• _WHAT YOU HAVE TO DO_: Copy out the listing that follows, exact in every word, and skip the images.

☆ ☆ ☆ ☆

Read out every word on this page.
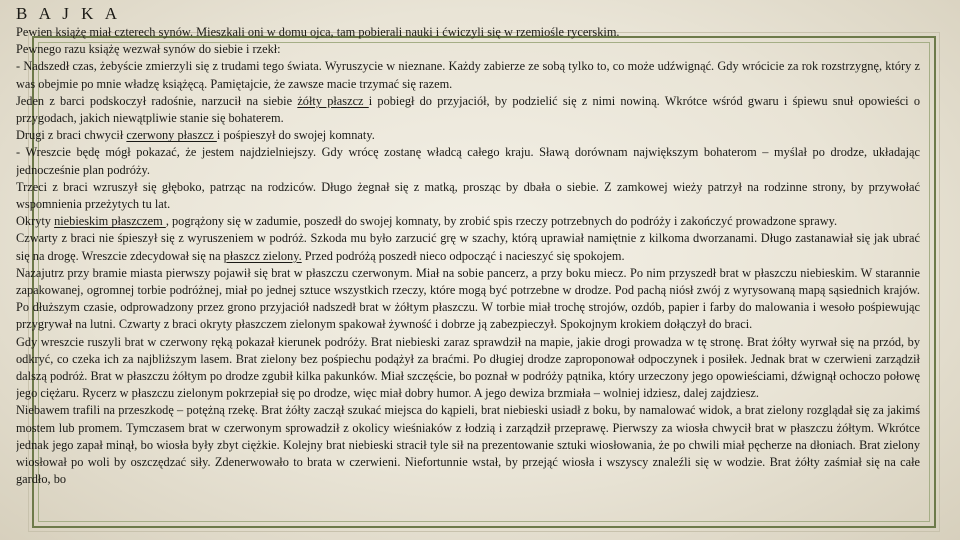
B A J K A

Pewien książę miał czterech synów. Mieszkali oni w domu ojca, tam pobierali nauki i ćwiczyli się w rzemiośle rycerskim.

Pewnego razu książę wezwał synów do siebie i rzekł:

- Nadszedł czas, żebyście zmierzyli się z trudami tego świata. Wyruszycie w nieznane. Każdy zabierze ze sobą tylko to, co może udźwignąć. Gdy wrócicie za rok rozstrzygnę, który z was obejmie po mnie władzę książęcą. Pamiętajcie, że zawsze macie trzymać się razem.

Jeden z barci podskoczył radośnie, narzucił na siebie żółty płaszcz i pobiegł do przyjaciół, by podzielić się z nimi nowiną. Wkrótce wśród gwaru i śpiewu snuł opowieści o przygodach, jakich niewątpliwie stanie się bohaterem.

Drugi z braci chwycił czerwony płaszcz i pośpieszył do swojej komnaty.

- Wreszcie będę mógł pokazać, że jestem najdzielniejszy. Gdy wrócę zostanę władcą całego kraju. Sławą dorównam największym bohaterom – myślał po drodze, układając jednocześnie plan podróży.

Trzeci z braci wzruszył się głęboko, patrząc na rodziców. Długo żegnał się z matką, prosząc by dbała o siebie. Z zamkowej wieży patrzył na rodzinne strony, by przywołać wspomnienia przeżytych tu lat.

Okryty niebieskim płaszczem , pogrążony się w zadumie, poszedł do swojej komnaty, by zrobić spis rzeczy potrzebnych do podróży i zakończyć prowadzone sprawy.

Czwarty z braci nie śpieszył się z wyruszeniem w podróż. Szkoda mu było zarzucić grę w szachy, którą uprawiał namiętnie z kilkoma dworzanami. Długo zastanawiał się jak ubrać się na drogę. Wreszcie zdecydował się na płaszcz zielony. Przed podróżą poszedł nieco odpocząć i nacieszyć się spokojem.

Nazajutrz przy bramie miasta pierwszy pojawił się brat w płaszczu czerwonym. Miał na sobie pancerz, a przy boku miecz. Po nim przyszedł brat w płaszczu niebieskim. W starannie zapakowanej, ogromnej torbie podróżnej, miał po jednej sztuce wszystkich rzeczy, które mogą być potrzebne w drodze. Pod pachą niósł zwój z wyrysowaną mapą sąsiednich krajów. Po dłuższym czasie, odprowadzony przez grono przyjaciół nadszedł brat w żółtym płaszczu. W torbie miał trochę strojów, ozdób, papier i farby do malowania i wesoło pośpiewując przygrywał na lutni. Czwarty z braci okryty płaszczem zielonym spakował żywność i dobrze ją zabezpieczył. Spokojnym krokiem dołączył do braci.

Gdy wreszcie ruszyli brat w czerwony ręką pokazał kierunek podróży. Brat niebieski zaraz sprawdził na mapie, jakie drogi prowadza w tę stronę. Brat żółty wyrwał się na przód, by odkryć, co czeka ich za najbliższym lasem. Brat zielony bez pośpiechu podążył za braćmi. Po długiej drodze zaproponował odpoczynek i posiłek. Jednak brat w czerwieni zarządził dalszą podróż. Brat w płaszczu żółtym po drodze zgubił kilka pakunków. Miał szczęście, bo poznał w podróży pątnika, który urzeczony jego opowieściami, dźwignął ochoczo połowę jego ciężaru. Rycerz w płaszczu zielonym pokrzepiał się po drodze, więc miał dobry humor. A jego dewiza brzmiała – wolniej idziesz, dalej zajdziesz.

Niebawem trafili na przeszkodę – potężną rzekę. Brat żółty zaczął szukać miejsca do kąpieli, brat niebieski usiadł z boku, by namalować widok, a brat zielony rozglądał się za jakimś mostem lub promem. Tymczasem brat w czerwonym sprowadził z okolicy wieśniaków z łodzią i zarządził przeprawę. Pierwszy za wiosła chwycił brat w płaszczu żółtym. Wkrótce jednak jego zapał minął, bo wiosła były zbyt ciężkie. Kolejny brat niebieski stracił tyle sił na prezentowanie sztuki wiosłowania, że po chwili miał pęcherze na dłoniach. Brat zielony wiosłował po woli by oszczędzać siły. Zdenerwowało to brata w czerwieni. Niefortunnie wstał, by przejąć wiosła i wszyscy znaleźli się w wodzie. Brat żółty zaśmiał się na całe gardło, bo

☆ ☆ ☆ ☆

• _THE REPLY_:
Read out every word on this page.
B A J K A

Pewien książę miał czterech synów. Mieszkali oni w domu ojca, tam pobierali nauki i ćwiczyli się w rzemiośle rycerskim.

Pewnego razu książę wezwał synów do siebie i rzekł:

- Nadszedł czas, żebyście zmierzyli się z trudami tego świata. Wyruszycie w nieznane. Każdy zabierze ze sobą tylko to, co może udźwignąć. Gdy wrócicie za rok rozstrzygnę, który z was obejmie po mnie władzę książęcą. Pamiętajcie, że zawsze macie trzymać się razem.

Jeden z barci podskoczył radośnie, narzucił na siebie żółty płaszcz i pobiegł do przyjaciół, by podzielić się z nimi nowiną. Wkrótce wśród gwaru i śpiewu snuł opowieści o przygodach, jakich niewątpliwie stanie się bohaterem.

Drugi z braci chwycił czerwony płaszcz i pośpieszył do swojej komnaty.

- Wreszcie będę mógł pokazać, że jestem najdzielniejszy. Gdy wrócę zostanę władcą całego kraju. Sławą dorównam największym bohaterom – myślał po drodze, układając jednocześnie plan podróży.

Trzeci z braci wzruszył się głęboko, patrząc na rodziców. Długo żegnał się z matką, prosząc by dbała o siebie. Z zamkowej wieży patrzył na rodzinne strony, by przywołać wspomnienia przeżytych tu lat.

Okryty niebieskim płaszczem , pogrążony się w zadumie, poszedł do swojej komnaty, by zrobić spis rzeczy potrzebnych do podróży i zakończyć prowadzone sprawy.

Czwarty z braci nie śpieszył się z wyruszeniem w podróż. Szkoda mu było zarzucić grę w szachy, którą uprawiał namiętnie z kilkoma dworzanami. Długo zastanawiał się jak ubrać się na drogę. Wreszcie zdecydował się na płaszcz zielony. Przed podróżą poszedł nieco odpocząć i nacieszyć się spokojem.

Nazajutrz przy bramie miasta pierwszy pojawił się brat w płaszczu czerwonym. Miał na sobie pancerz, a przy boku miecz. Po nim przyszedł brat w płaszczu niebieskim. W starannie zapakowanej, ogromnej torbie podróżnej, miał po jednej sztuce wszystkich rzeczy, które mogą być potrzebne w drodze. Pod pachą niósł zwój z wyrysowaną mapą sąsiednich krajów. Po dłuższym czasie, odprowadzony przez grono przyjaciół nadszedł brat w żółtym płaszczu. W torbie miał trochę strojów, ozdób, papier i farby do malowania i wesoło pośpiewując przygrywał na lutni. Czwarty z braci okryty płaszczem zielonym spakował żywność i dobrze ją zabezpieczył. Spokojnym krokiem dołączył do braci.

Gdy wreszcie ruszyli brat w czerwony ręką pokazał kierunek podróży. Brat niebieski zaraz sprawdził na mapie, jakie drogi prowadza w tę stronę. Brat żółty wyrwał się na przód, by odkryć, co czeka ich za najbliższym lasem. Brat zielony bez pośpiechu podążył za braćmi. Po długiej drodze zaproponował odpoczynek i posiłek. Jednak brat w czerwieni zarządził dalszą podróż. Brat w płaszczu żółtym po drodze zgubił kilka pakunków. Miał szczęście, bo poznał w podróży pątnika, który urzeczony jego opowieściami, dźwignął ochoczo połowę jego ciężaru. Rycerz w płaszczu zielonym pokrzepiał się po drodze, więc miał dobry humor. A jego dewiza brzmiała – wolniej idziesz, dalej zajdziesz.

Niebawem trafili na przeszkodę – potężną rzekę. Brat żółty zaczął szukać miejsca do kąpieli, brat niebieski usiadł z boku, by namalować widok, a brat zielony rozglądał się za jakimś mostem lub promem. Tymczasem brat w czerwonym sprowadził z okolicy wieśniaków z łodzią i zarządził przeprawę. Pierwszy za wiosła chwycił brat w płaszczu żółtym. Wkrótce jednak jego zapał minął, bo wiosła były zbyt ciężkie. Kolejny brat niebieski stracił tyle sił na prezentowanie sztuki wiosłowania, że po chwili miał pęcherze na dłoniach. Brat zielony wiosłował po woli by oszczędzać siły. Zdenerwowało to brata w czerwieni. Niefortunnie wstał, by przejąć wiosła i wszyscy znaleźli się w wodzie. Brat żółty zaśmiał się na całe gardło, bo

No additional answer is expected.